What to do =>
Pull out every line in the data that has the string "schließlich" in it.

Data to use =>
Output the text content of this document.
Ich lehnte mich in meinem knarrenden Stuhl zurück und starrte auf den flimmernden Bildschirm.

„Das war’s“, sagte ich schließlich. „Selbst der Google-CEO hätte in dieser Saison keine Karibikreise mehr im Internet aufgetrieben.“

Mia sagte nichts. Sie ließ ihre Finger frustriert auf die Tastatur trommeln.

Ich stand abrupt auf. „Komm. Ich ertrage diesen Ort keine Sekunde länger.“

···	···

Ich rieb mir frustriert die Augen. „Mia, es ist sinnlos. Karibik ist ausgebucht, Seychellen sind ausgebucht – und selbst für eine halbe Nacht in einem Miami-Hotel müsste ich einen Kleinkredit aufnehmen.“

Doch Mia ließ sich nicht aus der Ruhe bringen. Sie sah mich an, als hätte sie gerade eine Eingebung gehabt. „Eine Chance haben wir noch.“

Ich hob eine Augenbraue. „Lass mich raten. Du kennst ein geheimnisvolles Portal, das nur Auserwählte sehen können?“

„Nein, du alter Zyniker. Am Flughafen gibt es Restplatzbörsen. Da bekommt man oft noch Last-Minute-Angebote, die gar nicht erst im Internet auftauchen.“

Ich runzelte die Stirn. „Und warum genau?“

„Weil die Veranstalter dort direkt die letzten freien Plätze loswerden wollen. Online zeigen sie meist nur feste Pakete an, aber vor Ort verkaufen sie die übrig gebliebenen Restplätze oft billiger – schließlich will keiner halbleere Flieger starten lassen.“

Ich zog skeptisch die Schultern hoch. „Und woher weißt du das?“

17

Written answer =>
„Das war’s“, sagte ich schließlich. „Selbst der Google-CEO hätte in dieser Saison keine Karibikreise mehr im Internet aufgetrieben.“
„Weil die Veranstalter dort direkt die letzten freien Plätze loswerden wollen. Online zeigen sie meist nur feste Pakete an, aber vor Ort verkaufen sie die übrig gebliebenen Restplätze oft billiger – schließlich will keiner halbleere Flieger starten lassen.“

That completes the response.